_AIM OF THE TASK_
Copy out each line that mentions the word "масса".

## Begin

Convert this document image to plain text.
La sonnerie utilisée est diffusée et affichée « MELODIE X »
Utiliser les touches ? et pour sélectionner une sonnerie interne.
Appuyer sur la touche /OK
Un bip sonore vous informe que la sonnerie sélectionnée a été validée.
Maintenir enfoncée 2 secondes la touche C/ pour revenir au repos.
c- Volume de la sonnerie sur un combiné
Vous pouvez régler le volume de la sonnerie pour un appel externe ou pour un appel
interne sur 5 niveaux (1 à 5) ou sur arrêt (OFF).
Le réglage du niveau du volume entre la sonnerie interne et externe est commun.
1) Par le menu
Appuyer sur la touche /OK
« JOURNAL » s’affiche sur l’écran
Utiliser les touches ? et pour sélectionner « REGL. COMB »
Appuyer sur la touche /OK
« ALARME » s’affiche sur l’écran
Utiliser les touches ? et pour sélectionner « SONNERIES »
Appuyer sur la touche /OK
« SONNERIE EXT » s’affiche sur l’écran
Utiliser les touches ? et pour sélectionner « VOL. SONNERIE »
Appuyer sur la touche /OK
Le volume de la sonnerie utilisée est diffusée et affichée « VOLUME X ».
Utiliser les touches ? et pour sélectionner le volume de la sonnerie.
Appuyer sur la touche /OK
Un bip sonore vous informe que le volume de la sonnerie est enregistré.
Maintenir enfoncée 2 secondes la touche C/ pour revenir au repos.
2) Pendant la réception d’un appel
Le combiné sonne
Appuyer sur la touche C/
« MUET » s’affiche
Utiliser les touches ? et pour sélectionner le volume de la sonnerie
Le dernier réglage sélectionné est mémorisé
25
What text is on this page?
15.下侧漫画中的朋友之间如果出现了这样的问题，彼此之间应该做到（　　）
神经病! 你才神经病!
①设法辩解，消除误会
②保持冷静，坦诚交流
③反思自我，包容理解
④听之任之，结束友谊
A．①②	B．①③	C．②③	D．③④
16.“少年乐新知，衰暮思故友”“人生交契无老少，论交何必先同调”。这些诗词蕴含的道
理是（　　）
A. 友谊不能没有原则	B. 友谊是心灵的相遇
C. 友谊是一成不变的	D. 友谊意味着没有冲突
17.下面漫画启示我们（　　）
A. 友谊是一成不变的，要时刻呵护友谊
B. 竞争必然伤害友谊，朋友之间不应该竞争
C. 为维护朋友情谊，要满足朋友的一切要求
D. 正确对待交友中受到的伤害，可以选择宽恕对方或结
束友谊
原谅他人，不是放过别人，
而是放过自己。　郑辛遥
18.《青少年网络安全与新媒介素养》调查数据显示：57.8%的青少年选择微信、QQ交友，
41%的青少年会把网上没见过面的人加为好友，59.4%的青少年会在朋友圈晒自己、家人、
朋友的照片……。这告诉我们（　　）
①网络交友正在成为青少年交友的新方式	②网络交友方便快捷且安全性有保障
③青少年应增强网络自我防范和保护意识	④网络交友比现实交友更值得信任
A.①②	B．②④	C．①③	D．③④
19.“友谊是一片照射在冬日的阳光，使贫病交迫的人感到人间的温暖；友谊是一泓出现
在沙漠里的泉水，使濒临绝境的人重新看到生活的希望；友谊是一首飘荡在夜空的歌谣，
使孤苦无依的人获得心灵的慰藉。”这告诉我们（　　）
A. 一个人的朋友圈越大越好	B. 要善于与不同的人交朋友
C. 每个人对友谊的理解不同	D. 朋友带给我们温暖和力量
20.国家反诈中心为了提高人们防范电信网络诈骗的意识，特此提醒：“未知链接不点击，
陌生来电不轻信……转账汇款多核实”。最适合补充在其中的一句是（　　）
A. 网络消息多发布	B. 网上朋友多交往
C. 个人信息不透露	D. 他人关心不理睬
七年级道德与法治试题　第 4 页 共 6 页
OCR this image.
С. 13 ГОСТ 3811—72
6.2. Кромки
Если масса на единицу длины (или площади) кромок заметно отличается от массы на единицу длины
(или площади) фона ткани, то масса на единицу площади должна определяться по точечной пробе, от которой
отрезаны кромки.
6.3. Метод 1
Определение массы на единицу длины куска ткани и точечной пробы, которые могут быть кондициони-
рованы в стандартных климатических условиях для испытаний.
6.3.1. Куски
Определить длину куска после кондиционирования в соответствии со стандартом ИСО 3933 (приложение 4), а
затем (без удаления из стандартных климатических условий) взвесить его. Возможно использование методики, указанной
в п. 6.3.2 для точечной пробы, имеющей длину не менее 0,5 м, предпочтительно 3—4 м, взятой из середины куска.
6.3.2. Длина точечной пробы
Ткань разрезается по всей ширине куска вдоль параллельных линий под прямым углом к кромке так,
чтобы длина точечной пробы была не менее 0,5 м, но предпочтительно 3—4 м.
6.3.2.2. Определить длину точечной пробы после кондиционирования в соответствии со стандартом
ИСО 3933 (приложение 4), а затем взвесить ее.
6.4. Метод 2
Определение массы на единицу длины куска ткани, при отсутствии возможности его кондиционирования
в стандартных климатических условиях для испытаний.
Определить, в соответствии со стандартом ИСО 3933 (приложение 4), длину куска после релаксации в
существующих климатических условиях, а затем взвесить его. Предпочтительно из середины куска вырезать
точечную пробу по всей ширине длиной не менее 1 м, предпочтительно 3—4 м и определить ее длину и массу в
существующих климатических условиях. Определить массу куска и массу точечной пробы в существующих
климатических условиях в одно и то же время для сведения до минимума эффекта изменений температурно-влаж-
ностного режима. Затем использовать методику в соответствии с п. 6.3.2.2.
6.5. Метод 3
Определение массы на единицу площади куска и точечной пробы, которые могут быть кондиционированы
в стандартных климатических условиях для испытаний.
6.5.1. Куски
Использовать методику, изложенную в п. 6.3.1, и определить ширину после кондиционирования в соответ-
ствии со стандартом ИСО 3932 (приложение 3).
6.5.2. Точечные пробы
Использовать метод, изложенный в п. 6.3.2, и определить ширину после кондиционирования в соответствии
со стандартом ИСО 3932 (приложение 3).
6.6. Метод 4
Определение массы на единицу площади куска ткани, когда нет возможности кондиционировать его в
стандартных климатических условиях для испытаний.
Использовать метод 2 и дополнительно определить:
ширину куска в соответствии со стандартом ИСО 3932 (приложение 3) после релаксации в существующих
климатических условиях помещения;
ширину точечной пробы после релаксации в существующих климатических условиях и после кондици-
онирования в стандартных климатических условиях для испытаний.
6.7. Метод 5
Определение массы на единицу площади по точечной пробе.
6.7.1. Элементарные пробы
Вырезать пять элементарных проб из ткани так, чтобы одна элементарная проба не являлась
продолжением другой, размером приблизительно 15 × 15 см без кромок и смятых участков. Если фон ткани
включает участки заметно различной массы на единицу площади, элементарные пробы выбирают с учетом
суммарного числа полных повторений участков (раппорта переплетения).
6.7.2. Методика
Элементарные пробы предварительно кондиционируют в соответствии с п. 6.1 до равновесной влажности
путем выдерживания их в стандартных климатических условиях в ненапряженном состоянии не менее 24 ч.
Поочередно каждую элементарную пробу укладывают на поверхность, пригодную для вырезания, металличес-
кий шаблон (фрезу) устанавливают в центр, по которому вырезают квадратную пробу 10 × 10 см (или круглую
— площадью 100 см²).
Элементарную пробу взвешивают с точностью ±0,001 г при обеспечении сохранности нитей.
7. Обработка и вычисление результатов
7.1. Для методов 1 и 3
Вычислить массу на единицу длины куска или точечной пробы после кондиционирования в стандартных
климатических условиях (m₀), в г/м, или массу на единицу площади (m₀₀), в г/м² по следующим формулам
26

## End

_TASK RESULT_
Если масса на единицу длины (или площади) кромок заметно отличается от массы на единицу длины
(или площади) фона ткани, то масса на единицу площади должна определяться по точечной пробе, от которой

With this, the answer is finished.